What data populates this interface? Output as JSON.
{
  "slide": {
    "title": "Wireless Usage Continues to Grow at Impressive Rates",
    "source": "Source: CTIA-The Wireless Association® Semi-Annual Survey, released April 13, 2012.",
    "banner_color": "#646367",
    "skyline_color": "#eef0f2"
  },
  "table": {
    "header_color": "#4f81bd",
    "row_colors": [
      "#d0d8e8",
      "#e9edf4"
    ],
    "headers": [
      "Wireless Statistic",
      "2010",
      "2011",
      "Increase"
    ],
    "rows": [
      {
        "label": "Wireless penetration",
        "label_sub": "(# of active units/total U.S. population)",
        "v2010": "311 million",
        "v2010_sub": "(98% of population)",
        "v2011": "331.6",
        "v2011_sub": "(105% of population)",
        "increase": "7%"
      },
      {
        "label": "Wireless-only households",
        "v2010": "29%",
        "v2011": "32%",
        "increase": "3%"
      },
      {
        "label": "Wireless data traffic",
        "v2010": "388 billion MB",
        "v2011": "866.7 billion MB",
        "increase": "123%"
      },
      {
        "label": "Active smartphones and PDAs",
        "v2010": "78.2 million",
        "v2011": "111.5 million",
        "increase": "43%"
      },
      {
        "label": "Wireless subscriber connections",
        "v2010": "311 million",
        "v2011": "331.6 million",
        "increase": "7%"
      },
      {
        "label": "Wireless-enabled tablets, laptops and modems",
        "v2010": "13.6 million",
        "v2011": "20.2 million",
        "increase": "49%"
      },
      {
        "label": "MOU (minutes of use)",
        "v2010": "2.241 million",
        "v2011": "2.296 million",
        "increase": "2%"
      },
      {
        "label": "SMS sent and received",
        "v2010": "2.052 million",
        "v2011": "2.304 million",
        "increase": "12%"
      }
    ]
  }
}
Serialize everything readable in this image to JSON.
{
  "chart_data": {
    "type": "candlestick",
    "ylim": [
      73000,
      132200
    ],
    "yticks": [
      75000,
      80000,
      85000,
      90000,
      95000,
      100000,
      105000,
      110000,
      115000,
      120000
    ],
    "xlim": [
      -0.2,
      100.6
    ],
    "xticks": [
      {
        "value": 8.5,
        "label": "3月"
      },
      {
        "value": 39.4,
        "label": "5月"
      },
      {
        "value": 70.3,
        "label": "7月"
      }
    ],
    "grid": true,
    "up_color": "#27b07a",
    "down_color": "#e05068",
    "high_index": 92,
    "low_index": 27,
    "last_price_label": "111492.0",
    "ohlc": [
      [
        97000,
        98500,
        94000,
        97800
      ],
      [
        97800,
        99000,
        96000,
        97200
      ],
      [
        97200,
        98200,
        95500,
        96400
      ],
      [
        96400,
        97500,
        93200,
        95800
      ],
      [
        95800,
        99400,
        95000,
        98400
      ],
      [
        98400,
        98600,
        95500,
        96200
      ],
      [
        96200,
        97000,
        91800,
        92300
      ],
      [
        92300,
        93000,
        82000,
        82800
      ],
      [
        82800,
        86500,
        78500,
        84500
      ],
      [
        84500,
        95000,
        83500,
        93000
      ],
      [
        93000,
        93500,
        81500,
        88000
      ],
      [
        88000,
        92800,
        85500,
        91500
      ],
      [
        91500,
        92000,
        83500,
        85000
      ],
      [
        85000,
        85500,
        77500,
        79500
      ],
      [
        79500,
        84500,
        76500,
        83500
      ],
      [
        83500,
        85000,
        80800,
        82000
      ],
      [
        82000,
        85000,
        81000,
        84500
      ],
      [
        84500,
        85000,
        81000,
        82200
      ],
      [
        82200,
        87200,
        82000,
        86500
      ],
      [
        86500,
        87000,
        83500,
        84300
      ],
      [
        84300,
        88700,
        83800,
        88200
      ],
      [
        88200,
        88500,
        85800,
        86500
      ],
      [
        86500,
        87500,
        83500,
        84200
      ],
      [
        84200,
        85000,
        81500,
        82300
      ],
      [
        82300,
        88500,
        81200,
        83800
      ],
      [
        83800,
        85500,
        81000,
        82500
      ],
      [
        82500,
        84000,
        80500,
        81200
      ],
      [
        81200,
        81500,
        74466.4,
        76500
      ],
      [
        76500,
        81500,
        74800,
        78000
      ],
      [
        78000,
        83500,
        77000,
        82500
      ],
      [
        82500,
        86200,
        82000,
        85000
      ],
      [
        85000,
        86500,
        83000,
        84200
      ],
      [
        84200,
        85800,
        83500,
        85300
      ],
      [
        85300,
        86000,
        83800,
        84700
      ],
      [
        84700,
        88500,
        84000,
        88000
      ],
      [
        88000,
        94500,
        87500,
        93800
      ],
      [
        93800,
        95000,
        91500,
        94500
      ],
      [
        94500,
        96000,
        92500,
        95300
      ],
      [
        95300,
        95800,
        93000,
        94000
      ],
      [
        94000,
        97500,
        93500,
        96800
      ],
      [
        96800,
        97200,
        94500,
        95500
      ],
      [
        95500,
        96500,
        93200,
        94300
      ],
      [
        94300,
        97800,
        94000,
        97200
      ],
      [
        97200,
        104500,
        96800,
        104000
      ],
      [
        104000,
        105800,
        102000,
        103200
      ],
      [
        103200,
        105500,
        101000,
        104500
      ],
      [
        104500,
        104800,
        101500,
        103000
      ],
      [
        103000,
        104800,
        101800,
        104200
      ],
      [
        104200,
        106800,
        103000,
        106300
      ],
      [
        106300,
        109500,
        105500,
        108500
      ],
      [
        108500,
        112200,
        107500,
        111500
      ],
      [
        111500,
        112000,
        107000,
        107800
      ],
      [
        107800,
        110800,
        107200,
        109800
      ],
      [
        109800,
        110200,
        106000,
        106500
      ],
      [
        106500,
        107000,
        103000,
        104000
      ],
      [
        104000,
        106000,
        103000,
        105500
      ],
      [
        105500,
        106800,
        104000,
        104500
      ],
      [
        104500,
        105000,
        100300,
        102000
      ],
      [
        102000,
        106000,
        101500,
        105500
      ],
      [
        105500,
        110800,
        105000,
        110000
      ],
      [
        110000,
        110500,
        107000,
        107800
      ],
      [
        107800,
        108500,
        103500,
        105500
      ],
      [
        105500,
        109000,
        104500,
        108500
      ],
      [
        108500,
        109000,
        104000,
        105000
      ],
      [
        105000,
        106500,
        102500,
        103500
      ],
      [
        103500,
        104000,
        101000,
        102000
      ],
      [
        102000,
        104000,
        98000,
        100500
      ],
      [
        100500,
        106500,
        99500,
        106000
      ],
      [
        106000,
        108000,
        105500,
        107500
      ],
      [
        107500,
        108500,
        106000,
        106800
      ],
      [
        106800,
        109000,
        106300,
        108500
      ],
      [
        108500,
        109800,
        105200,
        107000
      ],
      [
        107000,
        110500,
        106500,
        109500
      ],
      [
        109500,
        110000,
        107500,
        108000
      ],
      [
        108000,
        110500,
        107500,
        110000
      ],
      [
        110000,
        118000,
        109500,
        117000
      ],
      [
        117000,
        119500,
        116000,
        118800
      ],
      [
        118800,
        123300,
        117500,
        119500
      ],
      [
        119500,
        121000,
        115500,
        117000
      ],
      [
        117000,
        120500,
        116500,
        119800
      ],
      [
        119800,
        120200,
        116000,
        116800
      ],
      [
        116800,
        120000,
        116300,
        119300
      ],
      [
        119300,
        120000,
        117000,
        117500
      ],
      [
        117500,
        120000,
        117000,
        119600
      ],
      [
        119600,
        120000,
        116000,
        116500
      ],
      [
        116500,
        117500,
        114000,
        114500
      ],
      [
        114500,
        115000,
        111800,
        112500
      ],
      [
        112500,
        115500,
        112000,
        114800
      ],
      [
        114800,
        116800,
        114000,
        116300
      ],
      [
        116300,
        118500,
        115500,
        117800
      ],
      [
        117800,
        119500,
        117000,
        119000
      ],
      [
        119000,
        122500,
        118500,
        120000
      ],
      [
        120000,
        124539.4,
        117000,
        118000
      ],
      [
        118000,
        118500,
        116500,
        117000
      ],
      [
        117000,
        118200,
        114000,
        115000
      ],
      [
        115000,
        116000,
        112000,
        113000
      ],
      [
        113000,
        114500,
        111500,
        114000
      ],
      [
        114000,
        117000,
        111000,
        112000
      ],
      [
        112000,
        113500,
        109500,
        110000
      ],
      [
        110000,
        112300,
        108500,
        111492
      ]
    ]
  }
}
★ ★ ★ ★
What the task requires: Keep only the lines that hold the string "Wireless", and copy them out.

Result of the exercise:
    "title": "Wireless Usage Continues to Grow at Impressive Rates",
    "source": "Source: CTIA-The Wireless Association® Semi-Annual Survey, released April 13, 2012.",
      "Wireless Statistic",
        "label": "Wireless penetration",
        "label": "Wireless-only households",
        "label": "Wireless data traffic",
        "label": "Wireless subscriber connections",
        "label": "Wireless-enabled tablets, laptops and modems",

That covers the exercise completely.